Stored records:

::::::::::

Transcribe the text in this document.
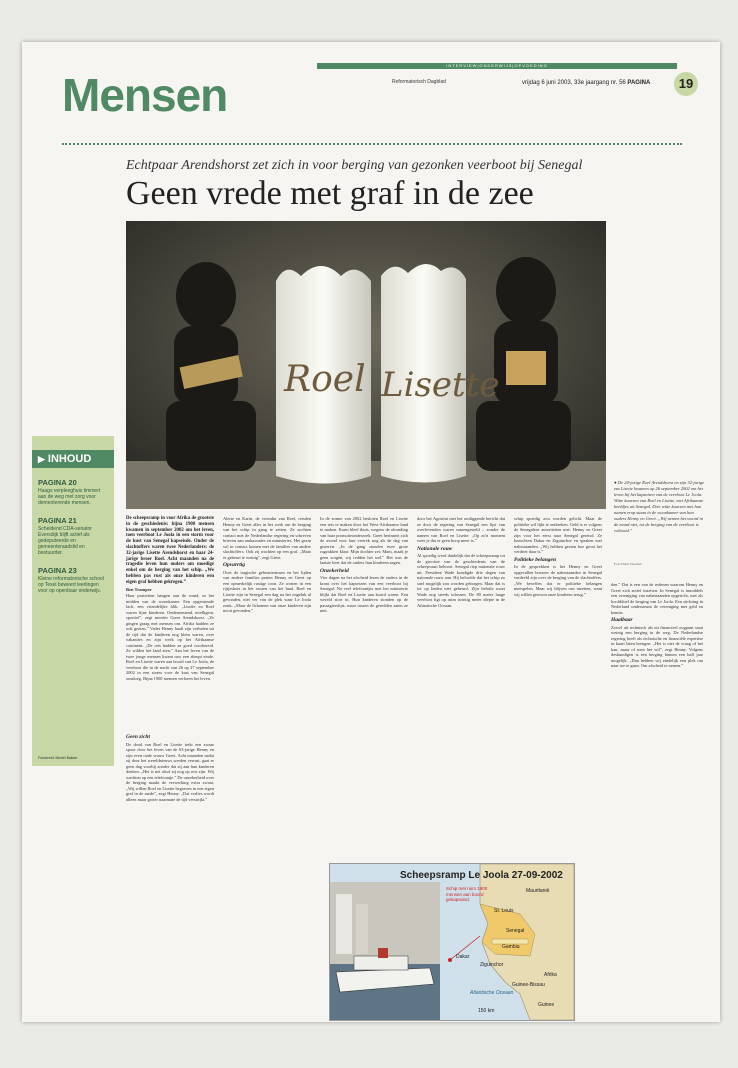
INTERVIEW|ONDERWIJS|OPVOEDING
Mensen	Reformatorisch Dagblad	vrijdag 6 juni 2003, 33e jaargang nr. 56 PAGINA	19
Echtpaar Arendshorst zet zich in voor berging van gezonken veerboot bij Senegal
Geen vrede met graf in de zee
Roel Lisette
● De 24-jarige Roel Arendshorst en zijn 32-jarige zus Lisette kwamen op 26 september 2002 om het leven bij het kapseizen van de veerboot Le Joola. Witte kaarsen van Roel en Lisette, met Afrikaanse beeldjes uit Senegal. Drie witte kaarsen met hun namen erop staan in de woonkamer van hun ouders Henny en Greet. „Wij nemen het woord in de mond niet, tot de berging van de veerboot is voltooid.”
Foto Henk Visscher

De scheepsramp in voor Afrika de grootste in de geschiedenis: bijna 1900 mensen kwamen in september 2002 om het leven, toen veerboot Le Joola in een storm voor de kust van Senegal kapseisde. Onder de slachtoffers waren twee Nederlanders: de 32-jarige Lisette Arendshorst en haar 24-jarige broer Roel. Acht maanden na de tragedie leven hun ouders om moedige enkel om de berging van het schip. „We hebben pas rust als onze kinderen een eigen graf hebben gekregen.”

Ben Tramper

Haar portretten hangen aan de wand, in het midden van de woonkamer. Een opgeruimde lach, een vriendelijke blik. „Lisette en Roel waren fijne kinderen. Ondernemend, intelligent, sportief”, zegt moeder Greet Arendshorst. „Ze gingen graag met mensen om. Afrika hadden ze ook gezien.” Vader Henny haalt zijn verhalen uit de tijd dat de kinderen nog klein waren, over vakanties en zijn werk op het Afrikaanse continent. „De reis hadden ze goed voorbereid. Ze wilden het land zien.” Aan het leven van de twee jonge mensen kwam ruw een abrupt einde. Roel en Lisette waren aan boord van Le Joola, de veerboot die in de nacht van 26 op 27 september 2002 in een storm voor de kust van Senegal omsloeg. Bijna 1900 mensen verloren het leven.

Geen zicht

De dood van Roel en Lisette trekt een zwaar spoor door het leven van de 63-jarige Henny en zijn even oude vrouw Greet. Acht maanden nadat zij door het wereldnieuws werden verrast, gaat er geen dag voorbij zonder dat zij aan hun kinderen denken. „Het is net alsof zij nog op reis zijn. Wij wachten op een telefoontje.” De onzekerheid over de berging maakt de verwerking extra zwaar. „Wij willen Roel en Lisette begraven in een eigen graf in de aarde”, zegt Henny. „Dat verlies wordt alleen maar groter naarmate de tijd verstrijkt.”

Alerte en Karin, de vriendin van Roel, reisden Henny en Greet alles in het werk om de berging van het schip in gang te zetten. Ze zochten contact met de Nederlandse regering en schreven brieven aan ambassades en ministeries. Het gezin wil in contact komen met de families van andere slachtoffers. Ook zij wachten op een graf. „Maar er gebeurt te weinig”, zegt Greet.

Opvarrtig

Over de tragische gebeurtenissen en het lijden van andere families praten Henny en Greet op een opmerkelijk rustige toon. Ze wonen in een rijtjeshuis in het oosten van het land. Roel en Lisette zijn in Senegal een dag na het ongeluk al gevonden, niet ver van de plek waar Le Joola zonk. „Maar de lichamen van onze kinderen zijn nooit gevonden.”

In de zomer van 2002 besloten Roel en Lisette een reis te maken door het West-Afrikaanse land te maken. Karin bleef thuis, wegens de afronding van haar promotieonderzoek. Greet herinnert zich de avond voor hun vertrek nog als de dag van gisteren. „In de gang stonden twee grote rugzakken klaar. Mijn dochter zei: Mam, maak je geen zorgen, wij redden het wel.” Het was de laatste keer dat de ouders hun kinderen zagen.

Onzekerheid

Vier dagen na het afscheid lezen de ouders in de krant over het kapseizen van een veerboot bij Senegal. Na veel telefoontjes met het ministerie blijkt dat Roel en Lisette aan boord waren. Een wereld stort in. Hun kinderen stonden op de passagierslijst, maar tussen de geredden zaten ze niet.

door het Agostini met het omliggende bericht dat ze door de regering van Senegal een lijst van overlevenden waren samengesteld – zonder de namen van Roel en Lisette. „Op zo'n moment weet je dat er geen hoop meer is.”

Nationale rouw

Al spoedig werd duidelijk dat de scheepsramp tot de grootste van de geschiedenis van de scheepvaart behoort. Senegal riep nationale rouw uit. President Wade kondigde drie dagen van nationale rouw aan. Hij beloofde dat het schip zo snel mogelijk zou worden geborgen. Maar dat is tot op heden niet gebeurd. Zijn belofte moet Wade nog steeds inlossen. De 80 meter lange veerboot ligt op ruim twintig meter diepte in de Atlantische Oceaan.

schip spoedig zou worden gelicht. Maar de politieke wil lijkt te ontbreken. Geld is er volgens de Senegalese autoriteiten niet. Henny en Greet zijn voor het eerst naar Senegal gereisd. Ze bezochten Dakar en Ziguinchor en spraken met nabestaanden. „Wij hebben gezien hoe groot het verdriet daar is.”

Politieke belangen

In de gesprekken is het Henny en Greet opgevallen hoezeer de nabestaanden in Senegal verdeeld zijn over de berging van de slachtoffers. „We beseffen dat er politieke belangen meespelen. Maar wij blijven ons inzetten, want wij willen gewoon onze kinderen terug.”

den.” Dat is een van de redenen waarom Henny en Greet zich actief inzetten. In Senegal is inmiddels een vereniging van nabestaanden opgericht, met als hoofddoel de berging van Le Joola. Een stichting in Nederland ondersteunt de vereniging met geld en kennis.

Haalbaar

Zowel uit technisch als uit financieel oogpunt staat weinig een berging in de weg. De Nederlandse regering heeft als technische en financiële expertise in kaart laten brengen. „Het is niet de vraag of het kan, maar of men het wil”, zegt Henny. Volgens deskundigen is een berging binnen een half jaar mogelijk. „Dan hebben wij eindelijk een plek om naar toe te gaan. Om afscheid te nemen.”

▶ INHOUD
PAGINA 20

Haags verpleeghuis timmert aan de weg met zorg voor dementerende mensen.

PAGINA 21

Scheidend CDA-senator Eversdijk blijft actief als gedeputeerde en gemeenteraadslid en bestuurder.

PAGINA 23

Kleine reformatorische school op Texel beweert leerlingen voor op openbaar onderwijs.

Fotobeeld: Michel Bakker
Scheepsramp Le Joola 27-09-2002
Schip met ruim 1900 mensen aan boord gekapseisd.
Mauritanië
St. Louis
Senegal
Dakar
Gambia
Ziguinchor
Guinee-Bissau
Afrika
Atlantische Oceaan
Guinee
150 km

::::::::::

== YOUR OBJECTIVE ==
Retype every record above exactly as written, but leave out the pictures.

== RESULT OF THE TASK ==
Transcribe the text in this document.
INTERVIEW|ONDERWIJS|OPVOEDING
Mensen	Reformatorisch Dagblad	vrijdag 6 juni 2003, 33e jaargang nr. 56 PAGINA	19
Echtpaar Arendshorst zet zich in voor berging van gezonken veerboot bij Senegal
Geen vrede met graf in de zee
Roel Lisette
● De 24-jarige Roel Arendshorst en zijn 32-jarige zus Lisette kwamen op 26 september 2002 om het leven bij het kapseizen van de veerboot Le Joola. Witte kaarsen van Roel en Lisette, met Afrikaanse beeldjes uit Senegal. Drie witte kaarsen met hun namen erop staan in de woonkamer van hun ouders Henny en Greet. „Wij nemen het woord in de mond niet, tot de berging van de veerboot is voltooid.”
Foto Henk Visscher

De scheepsramp in voor Afrika de grootste in de geschiedenis: bijna 1900 mensen kwamen in september 2002 om het leven, toen veerboot Le Joola in een storm voor de kust van Senegal kapseisde. Onder de slachtoffers waren twee Nederlanders: de 32-jarige Lisette Arendshorst en haar 24-jarige broer Roel. Acht maanden na de tragedie leven hun ouders om moedige enkel om de berging van het schip. „We hebben pas rust als onze kinderen een eigen graf hebben gekregen.”

Ben Tramper

Haar portretten hangen aan de wand, in het midden van de woonkamer. Een opgeruimde lach, een vriendelijke blik. „Lisette en Roel waren fijne kinderen. Ondernemend, intelligent, sportief”, zegt moeder Greet Arendshorst. „Ze gingen graag met mensen om. Afrika hadden ze ook gezien.” Vader Henny haalt zijn verhalen uit de tijd dat de kinderen nog klein waren, over vakanties en zijn werk op het Afrikaanse continent. „De reis hadden ze goed voorbereid. Ze wilden het land zien.” Aan het leven van de twee jonge mensen kwam ruw een abrupt einde. Roel en Lisette waren aan boord van Le Joola, de veerboot die in de nacht van 26 op 27 september 2002 in een storm voor de kust van Senegal omsloeg. Bijna 1900 mensen verloren het leven.

Geen zicht

De dood van Roel en Lisette trekt een zwaar spoor door het leven van de 63-jarige Henny en zijn even oude vrouw Greet. Acht maanden nadat zij door het wereldnieuws werden verrast, gaat er geen dag voorbij zonder dat zij aan hun kinderen denken. „Het is net alsof zij nog op reis zijn. Wij wachten op een telefoontje.” De onzekerheid over de berging maakt de verwerking extra zwaar. „Wij willen Roel en Lisette begraven in een eigen graf in de aarde”, zegt Henny. „Dat verlies wordt alleen maar groter naarmate de tijd verstrijkt.”

Alerte en Karin, de vriendin van Roel, reisden Henny en Greet alles in het werk om de berging van het schip in gang te zetten. Ze zochten contact met de Nederlandse regering en schreven brieven aan ambassades en ministeries. Het gezin wil in contact komen met de families van andere slachtoffers. Ook zij wachten op een graf. „Maar er gebeurt te weinig”, zegt Greet.

Opvarrtig

Over de tragische gebeurtenissen en het lijden van andere families praten Henny en Greet op een opmerkelijk rustige toon. Ze wonen in een rijtjeshuis in het oosten van het land. Roel en Lisette zijn in Senegal een dag na het ongeluk al gevonden, niet ver van de plek waar Le Joola zonk. „Maar de lichamen van onze kinderen zijn nooit gevonden.”

In de zomer van 2002 besloten Roel en Lisette een reis te maken door het West-Afrikaanse land te maken. Karin bleef thuis, wegens de afronding van haar promotieonderzoek. Greet herinnert zich de avond voor hun vertrek nog als de dag van gisteren. „In de gang stonden twee grote rugzakken klaar. Mijn dochter zei: Mam, maak je geen zorgen, wij redden het wel.” Het was de laatste keer dat de ouders hun kinderen zagen.

Onzekerheid

Vier dagen na het afscheid lezen de ouders in de krant over het kapseizen van een veerboot bij Senegal. Na veel telefoontjes met het ministerie blijkt dat Roel en Lisette aan boord waren. Een wereld stort in. Hun kinderen stonden op de passagierslijst, maar tussen de geredden zaten ze niet.

door het Agostini met het omliggende bericht dat ze door de regering van Senegal een lijst van overlevenden waren samengesteld – zonder de namen van Roel en Lisette. „Op zo'n moment weet je dat er geen hoop meer is.”

Nationale rouw

Al spoedig werd duidelijk dat de scheepsramp tot de grootste van de geschiedenis van de scheepvaart behoort. Senegal riep nationale rouw uit. President Wade kondigde drie dagen van nationale rouw aan. Hij beloofde dat het schip zo snel mogelijk zou worden geborgen. Maar dat is tot op heden niet gebeurd. Zijn belofte moet Wade nog steeds inlossen. De 80 meter lange veerboot ligt op ruim twintig meter diepte in de Atlantische Oceaan.

schip spoedig zou worden gelicht. Maar de politieke wil lijkt te ontbreken. Geld is er volgens de Senegalese autoriteiten niet. Henny en Greet zijn voor het eerst naar Senegal gereisd. Ze bezochten Dakar en Ziguinchor en spraken met nabestaanden. „Wij hebben gezien hoe groot het verdriet daar is.”

Politieke belangen

In de gesprekken is het Henny en Greet opgevallen hoezeer de nabestaanden in Senegal verdeeld zijn over de berging van de slachtoffers. „We beseffen dat er politieke belangen meespelen. Maar wij blijven ons inzetten, want wij willen gewoon onze kinderen terug.”

den.” Dat is een van de redenen waarom Henny en Greet zich actief inzetten. In Senegal is inmiddels een vereniging van nabestaanden opgericht, met als hoofddoel de berging van Le Joola. Een stichting in Nederland ondersteunt de vereniging met geld en kennis.

Haalbaar

Zowel uit technisch als uit financieel oogpunt staat weinig een berging in de weg. De Nederlandse regering heeft als technische en financiële expertise in kaart laten brengen. „Het is niet de vraag of het kan, maar of men het wil”, zegt Henny. Volgens deskundigen is een berging binnen een half jaar mogelijk. „Dan hebben wij eindelijk een plek om naar toe te gaan. Om afscheid te nemen.”

▶ INHOUD
PAGINA 20

Haags verpleeghuis timmert aan de weg met zorg voor dementerende mensen.

PAGINA 21

Scheidend CDA-senator Eversdijk blijft actief als gedeputeerde en gemeenteraadslid en bestuurder.

PAGINA 23

Kleine reformatorische school op Texel beweert leerlingen voor op openbaar onderwijs.

Fotobeeld: Michel Bakker
Scheepsramp Le Joola 27-09-2002
Schip met ruim 1900 mensen aan boord gekapseisd.
Mauritanië
St. Louis
Senegal
Dakar
Gambia
Ziguinchor
Guinee-Bissau
Afrika
Atlantische Oceaan
Guinee
150 km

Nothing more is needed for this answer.